* SUPPLIED DATA:
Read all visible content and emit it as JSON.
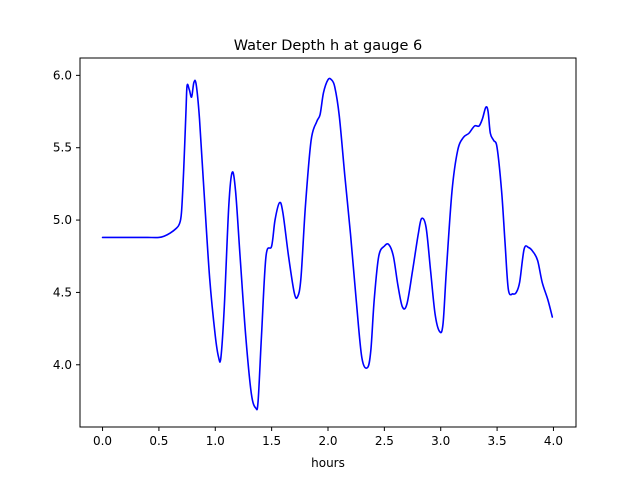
{
  "chart_data": {
    "type": "line",
    "title": "Water Depth h at gauge 6",
    "xlabel": "hours",
    "ylabel": "",
    "xlim": [
      -0.2,
      4.2
    ],
    "ylim": [
      3.57,
      6.12
    ],
    "x_ticks": [
      0.0,
      0.5,
      1.0,
      1.5,
      2.0,
      2.5,
      3.0,
      3.5,
      4.0
    ],
    "x_tick_labels": [
      "0.0",
      "0.5",
      "1.0",
      "1.5",
      "2.0",
      "2.5",
      "3.0",
      "3.5",
      "4.0"
    ],
    "y_ticks": [
      4.0,
      4.5,
      5.0,
      5.5,
      6.0
    ],
    "y_tick_labels": [
      "4.0",
      "4.5",
      "5.0",
      "5.5",
      "6.0"
    ],
    "grid": false,
    "legend": null,
    "series": [
      {
        "color": "#0000ff",
        "x": [
          0.0,
          0.1,
          0.2,
          0.3,
          0.4,
          0.5,
          0.55,
          0.6,
          0.65,
          0.68,
          0.7,
          0.72,
          0.74,
          0.75,
          0.77,
          0.79,
          0.81,
          0.83,
          0.86,
          0.9,
          0.95,
          1.0,
          1.03,
          1.05,
          1.08,
          1.12,
          1.15,
          1.18,
          1.22,
          1.27,
          1.32,
          1.36,
          1.38,
          1.41,
          1.45,
          1.5,
          1.53,
          1.57,
          1.6,
          1.65,
          1.7,
          1.73,
          1.76,
          1.8,
          1.85,
          1.9,
          1.93,
          1.96,
          2.0,
          2.03,
          2.06,
          2.1,
          2.15,
          2.2,
          2.25,
          2.3,
          2.35,
          2.38,
          2.41,
          2.45,
          2.5,
          2.54,
          2.58,
          2.62,
          2.66,
          2.7,
          2.75,
          2.8,
          2.83,
          2.87,
          2.91,
          2.95,
          2.99,
          3.02,
          3.05,
          3.1,
          3.15,
          3.2,
          3.25,
          3.3,
          3.34,
          3.37,
          3.4,
          3.42,
          3.44,
          3.47,
          3.5,
          3.54,
          3.57,
          3.6,
          3.64,
          3.67,
          3.7,
          3.74,
          3.78,
          3.82,
          3.86,
          3.9,
          3.95,
          3.99
        ],
        "y": [
          4.88,
          4.88,
          4.88,
          4.88,
          4.88,
          4.88,
          4.89,
          4.91,
          4.94,
          4.97,
          5.05,
          5.35,
          5.75,
          5.93,
          5.9,
          5.85,
          5.95,
          5.94,
          5.7,
          5.2,
          4.6,
          4.2,
          4.05,
          4.05,
          4.4,
          5.1,
          5.33,
          5.2,
          4.75,
          4.2,
          3.8,
          3.7,
          3.75,
          4.2,
          4.75,
          4.82,
          5.0,
          5.12,
          5.05,
          4.75,
          4.5,
          4.47,
          4.6,
          5.1,
          5.55,
          5.68,
          5.73,
          5.88,
          5.97,
          5.97,
          5.92,
          5.72,
          5.3,
          4.9,
          4.45,
          4.05,
          3.98,
          4.1,
          4.45,
          4.75,
          4.82,
          4.83,
          4.75,
          4.55,
          4.4,
          4.42,
          4.65,
          4.9,
          5.01,
          4.95,
          4.65,
          4.35,
          4.23,
          4.28,
          4.65,
          5.2,
          5.48,
          5.57,
          5.6,
          5.65,
          5.65,
          5.7,
          5.78,
          5.75,
          5.6,
          5.55,
          5.5,
          5.2,
          4.85,
          4.52,
          4.49,
          4.5,
          4.57,
          4.8,
          4.81,
          4.78,
          4.72,
          4.57,
          4.45,
          4.33
        ]
      }
    ]
  }
}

* TASK DESCRIPTION:
Write out the listing word for word, omitting the pictures it holds.

* OUTPUT FOR THIS EXERCISE:
Read all visible content and emit it as JSON.
{
  "chart_data": {
    "type": "line",
    "title": "Water Depth h at gauge 6",
    "xlabel": "hours",
    "ylabel": "",
    "xlim": [
      -0.2,
      4.2
    ],
    "ylim": [
      3.57,
      6.12
    ],
    "x_ticks": [
      0.0,
      0.5,
      1.0,
      1.5,
      2.0,
      2.5,
      3.0,
      3.5,
      4.0
    ],
    "x_tick_labels": [
      "0.0",
      "0.5",
      "1.0",
      "1.5",
      "2.0",
      "2.5",
      "3.0",
      "3.5",
      "4.0"
    ],
    "y_ticks": [
      4.0,
      4.5,
      5.0,
      5.5,
      6.0
    ],
    "y_tick_labels": [
      "4.0",
      "4.5",
      "5.0",
      "5.5",
      "6.0"
    ],
    "grid": false,
    "legend": null,
    "series": [
      {
        "color": "#0000ff",
        "x": [
          0.0,
          0.1,
          0.2,
          0.3,
          0.4,
          0.5,
          0.55,
          0.6,
          0.65,
          0.68,
          0.7,
          0.72,
          0.74,
          0.75,
          0.77,
          0.79,
          0.81,
          0.83,
          0.86,
          0.9,
          0.95,
          1.0,
          1.03,
          1.05,
          1.08,
          1.12,
          1.15,
          1.18,
          1.22,
          1.27,
          1.32,
          1.36,
          1.38,
          1.41,
          1.45,
          1.5,
          1.53,
          1.57,
          1.6,
          1.65,
          1.7,
          1.73,
          1.76,
          1.8,
          1.85,
          1.9,
          1.93,
          1.96,
          2.0,
          2.03,
          2.06,
          2.1,
          2.15,
          2.2,
          2.25,
          2.3,
          2.35,
          2.38,
          2.41,
          2.45,
          2.5,
          2.54,
          2.58,
          2.62,
          2.66,
          2.7,
          2.75,
          2.8,
          2.83,
          2.87,
          2.91,
          2.95,
          2.99,
          3.02,
          3.05,
          3.1,
          3.15,
          3.2,
          3.25,
          3.3,
          3.34,
          3.37,
          3.4,
          3.42,
          3.44,
          3.47,
          3.5,
          3.54,
          3.57,
          3.6,
          3.64,
          3.67,
          3.7,
          3.74,
          3.78,
          3.82,
          3.86,
          3.9,
          3.95,
          3.99
        ],
        "y": [
          4.88,
          4.88,
          4.88,
          4.88,
          4.88,
          4.88,
          4.89,
          4.91,
          4.94,
          4.97,
          5.05,
          5.35,
          5.75,
          5.93,
          5.9,
          5.85,
          5.95,
          5.94,
          5.7,
          5.2,
          4.6,
          4.2,
          4.05,
          4.05,
          4.4,
          5.1,
          5.33,
          5.2,
          4.75,
          4.2,
          3.8,
          3.7,
          3.75,
          4.2,
          4.75,
          4.82,
          5.0,
          5.12,
          5.05,
          4.75,
          4.5,
          4.47,
          4.6,
          5.1,
          5.55,
          5.68,
          5.73,
          5.88,
          5.97,
          5.97,
          5.92,
          5.72,
          5.3,
          4.9,
          4.45,
          4.05,
          3.98,
          4.1,
          4.45,
          4.75,
          4.82,
          4.83,
          4.75,
          4.55,
          4.4,
          4.42,
          4.65,
          4.9,
          5.01,
          4.95,
          4.65,
          4.35,
          4.23,
          4.28,
          4.65,
          5.2,
          5.48,
          5.57,
          5.6,
          5.65,
          5.65,
          5.7,
          5.78,
          5.75,
          5.6,
          5.55,
          5.5,
          5.2,
          4.85,
          4.52,
          4.49,
          4.5,
          4.57,
          4.8,
          4.81,
          4.78,
          4.72,
          4.57,
          4.45,
          4.33
        ]
      }
    ]
  }
}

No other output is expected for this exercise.